* Set problem: Find how many lines in the data below mention "Distribuția". Give the number only.

□ □ □

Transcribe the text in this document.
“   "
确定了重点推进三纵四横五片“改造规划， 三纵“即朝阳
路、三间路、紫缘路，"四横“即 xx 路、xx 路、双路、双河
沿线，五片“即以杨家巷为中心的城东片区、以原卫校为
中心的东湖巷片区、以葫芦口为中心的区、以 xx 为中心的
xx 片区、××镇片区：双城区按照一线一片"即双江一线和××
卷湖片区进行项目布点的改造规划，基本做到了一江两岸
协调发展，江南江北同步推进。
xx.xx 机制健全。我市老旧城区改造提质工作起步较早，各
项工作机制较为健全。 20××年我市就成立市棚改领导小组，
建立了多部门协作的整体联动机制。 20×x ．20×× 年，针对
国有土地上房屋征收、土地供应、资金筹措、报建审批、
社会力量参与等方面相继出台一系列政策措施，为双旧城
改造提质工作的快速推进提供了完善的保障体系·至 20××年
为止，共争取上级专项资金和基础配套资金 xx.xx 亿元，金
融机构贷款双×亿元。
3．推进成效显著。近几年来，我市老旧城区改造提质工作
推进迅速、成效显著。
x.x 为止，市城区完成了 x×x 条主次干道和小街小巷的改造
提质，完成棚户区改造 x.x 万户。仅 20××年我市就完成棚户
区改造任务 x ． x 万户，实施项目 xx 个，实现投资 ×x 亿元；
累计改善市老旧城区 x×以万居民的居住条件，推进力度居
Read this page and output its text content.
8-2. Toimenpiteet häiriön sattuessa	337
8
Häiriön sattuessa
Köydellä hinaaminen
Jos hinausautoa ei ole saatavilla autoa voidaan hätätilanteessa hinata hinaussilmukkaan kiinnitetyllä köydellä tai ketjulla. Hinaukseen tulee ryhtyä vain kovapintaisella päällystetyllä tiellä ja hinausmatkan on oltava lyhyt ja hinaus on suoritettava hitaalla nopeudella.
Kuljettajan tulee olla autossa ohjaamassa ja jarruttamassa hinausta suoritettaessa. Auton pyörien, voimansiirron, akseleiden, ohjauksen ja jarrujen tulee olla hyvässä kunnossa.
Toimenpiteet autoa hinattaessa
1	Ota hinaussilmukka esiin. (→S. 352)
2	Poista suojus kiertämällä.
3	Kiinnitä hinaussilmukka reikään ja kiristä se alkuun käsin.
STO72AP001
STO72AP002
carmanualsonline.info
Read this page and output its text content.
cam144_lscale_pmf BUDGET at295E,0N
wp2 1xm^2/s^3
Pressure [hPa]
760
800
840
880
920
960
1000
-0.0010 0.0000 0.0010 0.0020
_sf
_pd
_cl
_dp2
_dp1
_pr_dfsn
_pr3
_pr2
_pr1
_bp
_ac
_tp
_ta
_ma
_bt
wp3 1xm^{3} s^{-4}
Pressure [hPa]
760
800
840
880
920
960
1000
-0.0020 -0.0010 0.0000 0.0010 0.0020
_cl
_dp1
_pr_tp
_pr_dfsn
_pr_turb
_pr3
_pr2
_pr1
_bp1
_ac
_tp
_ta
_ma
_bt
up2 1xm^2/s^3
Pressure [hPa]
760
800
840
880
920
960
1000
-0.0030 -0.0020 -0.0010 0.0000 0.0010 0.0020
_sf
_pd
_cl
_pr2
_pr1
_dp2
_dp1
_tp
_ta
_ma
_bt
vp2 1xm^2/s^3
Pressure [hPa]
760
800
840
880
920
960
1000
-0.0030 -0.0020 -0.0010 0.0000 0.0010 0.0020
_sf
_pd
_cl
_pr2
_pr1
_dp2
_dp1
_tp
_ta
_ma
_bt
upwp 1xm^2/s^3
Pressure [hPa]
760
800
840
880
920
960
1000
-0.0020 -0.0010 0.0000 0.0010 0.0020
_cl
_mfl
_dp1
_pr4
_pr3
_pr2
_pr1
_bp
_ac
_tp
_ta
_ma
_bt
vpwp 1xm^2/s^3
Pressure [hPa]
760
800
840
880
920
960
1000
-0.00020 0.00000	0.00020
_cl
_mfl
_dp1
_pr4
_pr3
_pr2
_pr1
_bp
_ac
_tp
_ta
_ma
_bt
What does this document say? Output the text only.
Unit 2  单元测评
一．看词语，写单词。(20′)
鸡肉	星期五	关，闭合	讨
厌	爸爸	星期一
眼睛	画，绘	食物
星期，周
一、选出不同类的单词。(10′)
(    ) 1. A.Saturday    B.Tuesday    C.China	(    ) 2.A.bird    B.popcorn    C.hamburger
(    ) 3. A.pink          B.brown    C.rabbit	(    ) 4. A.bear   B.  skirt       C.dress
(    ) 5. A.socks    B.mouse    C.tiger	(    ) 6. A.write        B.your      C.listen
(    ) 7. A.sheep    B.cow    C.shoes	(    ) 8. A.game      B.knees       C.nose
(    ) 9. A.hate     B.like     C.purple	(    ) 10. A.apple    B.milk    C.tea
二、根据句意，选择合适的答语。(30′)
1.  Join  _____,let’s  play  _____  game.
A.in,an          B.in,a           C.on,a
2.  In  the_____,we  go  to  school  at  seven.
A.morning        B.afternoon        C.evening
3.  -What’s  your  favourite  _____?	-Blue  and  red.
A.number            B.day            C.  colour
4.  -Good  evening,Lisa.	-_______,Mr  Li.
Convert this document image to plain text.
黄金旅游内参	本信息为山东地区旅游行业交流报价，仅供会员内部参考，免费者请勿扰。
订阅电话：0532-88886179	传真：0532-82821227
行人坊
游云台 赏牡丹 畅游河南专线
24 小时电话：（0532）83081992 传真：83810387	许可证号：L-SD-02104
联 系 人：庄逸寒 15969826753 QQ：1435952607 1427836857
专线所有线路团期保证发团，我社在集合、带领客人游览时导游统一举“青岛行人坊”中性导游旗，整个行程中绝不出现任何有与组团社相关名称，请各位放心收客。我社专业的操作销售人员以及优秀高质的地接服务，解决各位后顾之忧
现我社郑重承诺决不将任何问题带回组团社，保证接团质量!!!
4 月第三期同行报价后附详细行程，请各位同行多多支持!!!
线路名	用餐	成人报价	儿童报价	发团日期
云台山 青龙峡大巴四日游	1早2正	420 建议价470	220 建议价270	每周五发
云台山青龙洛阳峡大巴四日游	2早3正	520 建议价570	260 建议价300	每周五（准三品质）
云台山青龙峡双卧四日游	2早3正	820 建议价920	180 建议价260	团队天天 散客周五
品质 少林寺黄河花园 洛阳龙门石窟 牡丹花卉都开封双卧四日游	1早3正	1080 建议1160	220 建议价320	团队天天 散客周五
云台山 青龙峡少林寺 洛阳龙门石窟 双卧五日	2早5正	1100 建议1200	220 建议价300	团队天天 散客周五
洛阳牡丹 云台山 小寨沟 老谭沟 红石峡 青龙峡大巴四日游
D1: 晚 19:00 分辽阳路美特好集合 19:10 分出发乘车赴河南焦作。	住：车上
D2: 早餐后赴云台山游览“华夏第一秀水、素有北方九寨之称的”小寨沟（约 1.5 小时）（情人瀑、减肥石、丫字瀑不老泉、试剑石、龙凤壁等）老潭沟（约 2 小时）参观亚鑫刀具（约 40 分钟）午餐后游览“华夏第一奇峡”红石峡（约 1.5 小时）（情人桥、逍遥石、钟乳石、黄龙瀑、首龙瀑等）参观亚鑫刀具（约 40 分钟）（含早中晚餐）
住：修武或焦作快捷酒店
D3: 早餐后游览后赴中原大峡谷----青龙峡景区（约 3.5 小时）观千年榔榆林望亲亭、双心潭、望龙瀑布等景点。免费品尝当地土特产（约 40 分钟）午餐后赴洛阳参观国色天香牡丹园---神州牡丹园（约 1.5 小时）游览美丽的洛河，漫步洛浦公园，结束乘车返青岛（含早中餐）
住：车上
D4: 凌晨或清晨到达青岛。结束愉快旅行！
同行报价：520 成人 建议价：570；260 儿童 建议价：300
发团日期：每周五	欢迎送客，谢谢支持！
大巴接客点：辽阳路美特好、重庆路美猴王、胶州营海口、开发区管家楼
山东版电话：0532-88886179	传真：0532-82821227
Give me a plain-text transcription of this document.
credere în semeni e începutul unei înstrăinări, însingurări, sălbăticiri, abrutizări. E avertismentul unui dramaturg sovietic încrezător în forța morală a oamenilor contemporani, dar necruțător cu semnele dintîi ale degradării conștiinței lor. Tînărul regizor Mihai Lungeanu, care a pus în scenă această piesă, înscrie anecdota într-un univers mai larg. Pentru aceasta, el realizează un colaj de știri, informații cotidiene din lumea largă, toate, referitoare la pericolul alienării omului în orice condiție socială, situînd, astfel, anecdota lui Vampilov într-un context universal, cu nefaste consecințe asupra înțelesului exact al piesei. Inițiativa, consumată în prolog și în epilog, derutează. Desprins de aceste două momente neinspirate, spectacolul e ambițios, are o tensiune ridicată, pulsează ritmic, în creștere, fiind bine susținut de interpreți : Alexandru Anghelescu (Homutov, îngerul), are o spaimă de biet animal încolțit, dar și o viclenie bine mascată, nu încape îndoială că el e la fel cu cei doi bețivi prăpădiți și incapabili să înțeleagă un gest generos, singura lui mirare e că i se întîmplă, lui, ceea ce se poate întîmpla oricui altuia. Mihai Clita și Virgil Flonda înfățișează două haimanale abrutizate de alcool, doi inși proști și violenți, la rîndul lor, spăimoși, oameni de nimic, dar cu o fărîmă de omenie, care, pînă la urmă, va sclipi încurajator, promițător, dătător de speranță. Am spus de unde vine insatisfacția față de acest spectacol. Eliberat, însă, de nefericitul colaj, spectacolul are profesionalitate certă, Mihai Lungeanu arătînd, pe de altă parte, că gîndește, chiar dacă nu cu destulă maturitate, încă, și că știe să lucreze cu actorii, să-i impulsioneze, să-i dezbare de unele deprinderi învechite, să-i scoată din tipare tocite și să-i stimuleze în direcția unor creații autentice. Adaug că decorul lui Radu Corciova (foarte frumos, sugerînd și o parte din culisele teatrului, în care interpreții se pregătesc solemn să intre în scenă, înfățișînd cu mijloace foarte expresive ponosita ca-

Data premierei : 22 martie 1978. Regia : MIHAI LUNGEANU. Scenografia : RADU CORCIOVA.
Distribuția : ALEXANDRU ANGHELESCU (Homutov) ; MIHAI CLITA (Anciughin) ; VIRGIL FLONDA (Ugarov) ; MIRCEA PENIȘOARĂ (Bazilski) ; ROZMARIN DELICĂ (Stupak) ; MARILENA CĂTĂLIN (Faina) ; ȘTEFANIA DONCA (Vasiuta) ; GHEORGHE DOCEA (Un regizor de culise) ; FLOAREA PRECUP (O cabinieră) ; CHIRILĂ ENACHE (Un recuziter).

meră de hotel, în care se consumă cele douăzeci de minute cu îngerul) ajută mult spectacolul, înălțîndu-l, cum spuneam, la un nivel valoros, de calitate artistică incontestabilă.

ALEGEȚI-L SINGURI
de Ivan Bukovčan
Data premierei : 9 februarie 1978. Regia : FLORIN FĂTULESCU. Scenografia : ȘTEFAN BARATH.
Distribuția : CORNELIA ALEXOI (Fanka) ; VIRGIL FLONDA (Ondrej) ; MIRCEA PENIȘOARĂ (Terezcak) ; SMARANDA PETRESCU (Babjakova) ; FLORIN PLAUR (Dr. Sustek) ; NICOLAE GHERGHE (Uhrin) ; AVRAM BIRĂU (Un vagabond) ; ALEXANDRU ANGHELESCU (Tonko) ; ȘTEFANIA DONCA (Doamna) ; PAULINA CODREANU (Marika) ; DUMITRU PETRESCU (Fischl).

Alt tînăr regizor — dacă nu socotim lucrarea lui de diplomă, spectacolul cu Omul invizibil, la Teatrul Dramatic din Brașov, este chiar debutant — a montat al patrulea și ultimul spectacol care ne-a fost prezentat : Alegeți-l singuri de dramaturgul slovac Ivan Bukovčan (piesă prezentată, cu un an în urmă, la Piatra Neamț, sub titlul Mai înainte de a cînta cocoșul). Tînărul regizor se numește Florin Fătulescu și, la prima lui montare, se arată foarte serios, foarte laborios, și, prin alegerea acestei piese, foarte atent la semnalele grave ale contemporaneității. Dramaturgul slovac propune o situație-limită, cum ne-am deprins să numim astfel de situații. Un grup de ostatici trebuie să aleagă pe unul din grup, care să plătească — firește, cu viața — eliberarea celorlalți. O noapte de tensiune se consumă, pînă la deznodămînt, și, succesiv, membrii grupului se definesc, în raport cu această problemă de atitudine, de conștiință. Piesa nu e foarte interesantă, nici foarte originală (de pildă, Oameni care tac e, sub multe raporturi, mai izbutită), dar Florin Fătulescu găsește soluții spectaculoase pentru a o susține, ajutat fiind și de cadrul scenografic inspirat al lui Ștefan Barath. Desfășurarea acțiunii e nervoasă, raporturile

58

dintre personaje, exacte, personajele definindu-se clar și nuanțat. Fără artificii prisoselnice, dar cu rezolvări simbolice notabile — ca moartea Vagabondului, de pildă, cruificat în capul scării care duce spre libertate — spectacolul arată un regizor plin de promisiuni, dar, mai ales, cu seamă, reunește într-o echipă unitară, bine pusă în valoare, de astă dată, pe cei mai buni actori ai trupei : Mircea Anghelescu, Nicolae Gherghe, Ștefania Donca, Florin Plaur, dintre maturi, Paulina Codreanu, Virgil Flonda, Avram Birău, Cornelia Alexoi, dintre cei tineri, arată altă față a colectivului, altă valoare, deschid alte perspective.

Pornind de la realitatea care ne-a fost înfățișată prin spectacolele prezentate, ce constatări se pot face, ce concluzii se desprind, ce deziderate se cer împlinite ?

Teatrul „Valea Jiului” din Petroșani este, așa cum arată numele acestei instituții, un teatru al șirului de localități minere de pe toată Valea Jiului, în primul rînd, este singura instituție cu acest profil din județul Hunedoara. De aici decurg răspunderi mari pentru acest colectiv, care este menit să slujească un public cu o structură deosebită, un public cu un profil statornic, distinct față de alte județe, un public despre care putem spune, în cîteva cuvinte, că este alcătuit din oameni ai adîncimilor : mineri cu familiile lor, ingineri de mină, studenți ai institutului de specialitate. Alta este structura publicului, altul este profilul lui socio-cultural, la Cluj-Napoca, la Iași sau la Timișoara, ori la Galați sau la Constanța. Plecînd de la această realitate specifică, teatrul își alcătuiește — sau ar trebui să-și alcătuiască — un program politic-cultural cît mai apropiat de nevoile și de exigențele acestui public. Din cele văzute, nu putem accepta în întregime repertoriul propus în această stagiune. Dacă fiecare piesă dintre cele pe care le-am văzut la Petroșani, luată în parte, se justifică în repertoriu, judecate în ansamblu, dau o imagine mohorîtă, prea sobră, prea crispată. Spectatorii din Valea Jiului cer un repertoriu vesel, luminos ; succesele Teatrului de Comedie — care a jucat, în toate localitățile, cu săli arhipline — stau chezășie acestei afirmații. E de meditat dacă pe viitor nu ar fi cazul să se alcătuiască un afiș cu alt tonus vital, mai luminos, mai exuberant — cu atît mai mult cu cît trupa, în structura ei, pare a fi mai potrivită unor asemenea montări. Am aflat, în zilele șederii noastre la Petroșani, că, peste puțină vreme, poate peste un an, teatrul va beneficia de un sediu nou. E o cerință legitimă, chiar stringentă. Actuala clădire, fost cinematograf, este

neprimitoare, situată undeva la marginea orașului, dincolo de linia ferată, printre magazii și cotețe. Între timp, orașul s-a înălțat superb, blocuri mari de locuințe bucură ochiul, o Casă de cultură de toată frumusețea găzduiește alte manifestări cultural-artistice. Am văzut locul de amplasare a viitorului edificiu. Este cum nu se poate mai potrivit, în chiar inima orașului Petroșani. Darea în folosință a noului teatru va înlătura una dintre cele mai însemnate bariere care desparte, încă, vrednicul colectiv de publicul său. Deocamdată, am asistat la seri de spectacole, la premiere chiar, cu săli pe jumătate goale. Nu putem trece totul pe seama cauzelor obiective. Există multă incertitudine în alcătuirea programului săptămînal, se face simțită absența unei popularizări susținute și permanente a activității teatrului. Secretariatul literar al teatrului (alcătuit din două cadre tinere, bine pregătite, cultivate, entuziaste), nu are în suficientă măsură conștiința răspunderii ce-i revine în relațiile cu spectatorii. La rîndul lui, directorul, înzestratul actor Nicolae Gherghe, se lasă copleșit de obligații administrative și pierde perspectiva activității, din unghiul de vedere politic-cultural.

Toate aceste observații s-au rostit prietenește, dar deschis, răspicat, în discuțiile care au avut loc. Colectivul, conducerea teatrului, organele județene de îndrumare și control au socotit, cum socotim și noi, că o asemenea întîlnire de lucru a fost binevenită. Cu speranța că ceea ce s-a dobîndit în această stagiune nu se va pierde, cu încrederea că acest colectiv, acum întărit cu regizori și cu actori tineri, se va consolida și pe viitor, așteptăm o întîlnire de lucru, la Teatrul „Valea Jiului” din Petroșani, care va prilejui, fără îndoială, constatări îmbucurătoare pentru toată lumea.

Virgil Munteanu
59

□ □ □

* Task solution: 2